**Extracted data entries:**
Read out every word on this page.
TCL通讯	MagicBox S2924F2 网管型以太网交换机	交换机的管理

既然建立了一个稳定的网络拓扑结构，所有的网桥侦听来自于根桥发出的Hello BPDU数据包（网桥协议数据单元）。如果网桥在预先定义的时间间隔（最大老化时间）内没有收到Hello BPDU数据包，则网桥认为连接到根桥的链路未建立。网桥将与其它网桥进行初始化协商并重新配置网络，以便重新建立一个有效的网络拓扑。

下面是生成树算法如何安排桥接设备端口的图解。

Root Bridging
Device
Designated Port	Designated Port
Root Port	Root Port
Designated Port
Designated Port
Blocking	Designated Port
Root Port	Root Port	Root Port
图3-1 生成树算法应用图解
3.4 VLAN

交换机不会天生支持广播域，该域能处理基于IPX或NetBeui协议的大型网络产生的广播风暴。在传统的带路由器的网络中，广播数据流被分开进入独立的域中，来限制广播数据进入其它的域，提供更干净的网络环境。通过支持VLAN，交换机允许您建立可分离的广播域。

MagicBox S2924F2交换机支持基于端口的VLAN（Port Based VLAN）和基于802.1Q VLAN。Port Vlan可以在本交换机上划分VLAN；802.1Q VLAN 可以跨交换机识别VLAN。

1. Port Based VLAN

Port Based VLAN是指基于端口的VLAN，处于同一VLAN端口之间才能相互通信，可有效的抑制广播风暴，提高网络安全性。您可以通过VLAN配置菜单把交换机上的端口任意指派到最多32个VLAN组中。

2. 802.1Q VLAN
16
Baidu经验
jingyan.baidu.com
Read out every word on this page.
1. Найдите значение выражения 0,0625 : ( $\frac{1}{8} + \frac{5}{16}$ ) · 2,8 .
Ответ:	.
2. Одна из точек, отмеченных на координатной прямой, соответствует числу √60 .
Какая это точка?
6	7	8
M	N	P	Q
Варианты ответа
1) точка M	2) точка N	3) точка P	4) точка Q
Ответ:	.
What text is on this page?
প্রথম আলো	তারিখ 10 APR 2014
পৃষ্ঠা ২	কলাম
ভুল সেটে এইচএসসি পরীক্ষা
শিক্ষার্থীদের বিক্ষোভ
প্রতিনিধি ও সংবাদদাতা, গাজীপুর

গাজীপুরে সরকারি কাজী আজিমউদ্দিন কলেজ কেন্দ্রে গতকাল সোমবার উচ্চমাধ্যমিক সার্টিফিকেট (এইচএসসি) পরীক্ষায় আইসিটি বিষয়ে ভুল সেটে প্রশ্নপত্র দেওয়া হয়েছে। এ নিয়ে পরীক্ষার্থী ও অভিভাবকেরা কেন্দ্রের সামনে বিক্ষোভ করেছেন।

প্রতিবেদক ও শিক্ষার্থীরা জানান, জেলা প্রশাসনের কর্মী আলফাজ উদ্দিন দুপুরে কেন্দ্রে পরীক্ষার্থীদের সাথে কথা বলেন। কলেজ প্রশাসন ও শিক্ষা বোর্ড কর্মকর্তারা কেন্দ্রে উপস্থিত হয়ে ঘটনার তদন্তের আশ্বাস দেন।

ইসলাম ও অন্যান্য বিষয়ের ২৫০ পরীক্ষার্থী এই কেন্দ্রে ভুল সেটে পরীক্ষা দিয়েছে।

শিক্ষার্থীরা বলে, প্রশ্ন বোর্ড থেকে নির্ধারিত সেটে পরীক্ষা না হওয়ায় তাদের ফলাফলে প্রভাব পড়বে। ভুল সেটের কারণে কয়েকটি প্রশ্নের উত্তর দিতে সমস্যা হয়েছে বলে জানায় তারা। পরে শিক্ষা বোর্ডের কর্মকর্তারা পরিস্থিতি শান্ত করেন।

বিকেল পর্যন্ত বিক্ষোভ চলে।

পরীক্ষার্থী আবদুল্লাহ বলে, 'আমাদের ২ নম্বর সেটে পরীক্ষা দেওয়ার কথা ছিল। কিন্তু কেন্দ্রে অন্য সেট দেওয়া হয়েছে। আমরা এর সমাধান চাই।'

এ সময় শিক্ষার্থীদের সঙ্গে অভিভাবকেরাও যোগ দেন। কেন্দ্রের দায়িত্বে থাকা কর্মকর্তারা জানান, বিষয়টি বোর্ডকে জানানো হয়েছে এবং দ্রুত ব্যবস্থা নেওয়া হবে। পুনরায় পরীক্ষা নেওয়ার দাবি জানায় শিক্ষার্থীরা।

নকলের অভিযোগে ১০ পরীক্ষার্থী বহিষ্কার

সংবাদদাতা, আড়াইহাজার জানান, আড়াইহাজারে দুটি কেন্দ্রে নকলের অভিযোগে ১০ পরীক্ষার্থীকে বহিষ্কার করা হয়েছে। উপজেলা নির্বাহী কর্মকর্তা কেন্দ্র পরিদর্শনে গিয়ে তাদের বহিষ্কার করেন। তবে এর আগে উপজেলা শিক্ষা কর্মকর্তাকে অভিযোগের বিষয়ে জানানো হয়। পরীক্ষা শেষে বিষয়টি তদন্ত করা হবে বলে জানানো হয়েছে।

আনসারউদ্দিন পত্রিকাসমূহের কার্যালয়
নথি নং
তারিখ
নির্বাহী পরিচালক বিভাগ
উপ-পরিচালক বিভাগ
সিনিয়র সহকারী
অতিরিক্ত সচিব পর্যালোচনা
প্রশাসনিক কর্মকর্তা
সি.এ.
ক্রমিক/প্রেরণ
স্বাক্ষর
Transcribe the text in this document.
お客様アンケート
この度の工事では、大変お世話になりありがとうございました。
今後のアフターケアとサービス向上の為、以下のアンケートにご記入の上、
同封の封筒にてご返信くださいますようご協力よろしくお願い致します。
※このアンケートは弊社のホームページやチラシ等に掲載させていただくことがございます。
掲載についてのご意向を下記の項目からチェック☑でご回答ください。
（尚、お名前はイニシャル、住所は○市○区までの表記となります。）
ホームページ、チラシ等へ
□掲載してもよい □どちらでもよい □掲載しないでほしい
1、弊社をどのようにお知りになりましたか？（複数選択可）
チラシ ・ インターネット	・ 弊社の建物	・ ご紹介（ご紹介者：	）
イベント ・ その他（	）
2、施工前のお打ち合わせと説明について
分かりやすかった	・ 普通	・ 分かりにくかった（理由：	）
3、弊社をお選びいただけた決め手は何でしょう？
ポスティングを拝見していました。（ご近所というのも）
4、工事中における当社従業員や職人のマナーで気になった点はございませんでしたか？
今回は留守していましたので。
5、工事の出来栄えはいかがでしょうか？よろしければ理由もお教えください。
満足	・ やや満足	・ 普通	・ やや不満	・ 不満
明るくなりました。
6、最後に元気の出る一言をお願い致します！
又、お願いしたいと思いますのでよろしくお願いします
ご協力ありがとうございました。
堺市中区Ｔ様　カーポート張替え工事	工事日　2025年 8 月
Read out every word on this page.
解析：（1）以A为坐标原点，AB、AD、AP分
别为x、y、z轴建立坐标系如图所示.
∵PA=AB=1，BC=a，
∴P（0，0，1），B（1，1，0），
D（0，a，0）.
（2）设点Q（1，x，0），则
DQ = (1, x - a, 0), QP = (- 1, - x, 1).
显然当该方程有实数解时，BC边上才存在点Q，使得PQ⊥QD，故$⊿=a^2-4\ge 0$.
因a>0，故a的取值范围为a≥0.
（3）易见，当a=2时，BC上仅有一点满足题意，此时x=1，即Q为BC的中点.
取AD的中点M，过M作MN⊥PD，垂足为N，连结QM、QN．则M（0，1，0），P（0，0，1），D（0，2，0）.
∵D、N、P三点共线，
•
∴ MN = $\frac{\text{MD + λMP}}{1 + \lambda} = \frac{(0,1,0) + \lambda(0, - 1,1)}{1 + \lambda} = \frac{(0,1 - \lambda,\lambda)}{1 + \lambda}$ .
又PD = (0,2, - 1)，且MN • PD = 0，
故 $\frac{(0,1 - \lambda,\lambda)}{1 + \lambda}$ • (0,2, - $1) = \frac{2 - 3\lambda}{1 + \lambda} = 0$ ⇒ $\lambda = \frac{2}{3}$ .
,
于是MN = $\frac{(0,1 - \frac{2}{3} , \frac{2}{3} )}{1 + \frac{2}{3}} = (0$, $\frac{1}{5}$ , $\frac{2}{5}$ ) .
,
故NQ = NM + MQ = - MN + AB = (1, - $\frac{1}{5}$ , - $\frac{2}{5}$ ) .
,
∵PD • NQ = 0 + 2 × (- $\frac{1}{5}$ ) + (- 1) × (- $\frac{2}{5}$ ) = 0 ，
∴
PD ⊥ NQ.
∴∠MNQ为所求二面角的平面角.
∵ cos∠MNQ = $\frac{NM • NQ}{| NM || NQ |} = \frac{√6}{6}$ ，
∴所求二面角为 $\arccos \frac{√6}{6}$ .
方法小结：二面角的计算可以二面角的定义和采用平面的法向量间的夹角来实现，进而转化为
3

**Request:**
Count the lines above that contain the word "text", and give only that number.

**Solution to the problem:**
3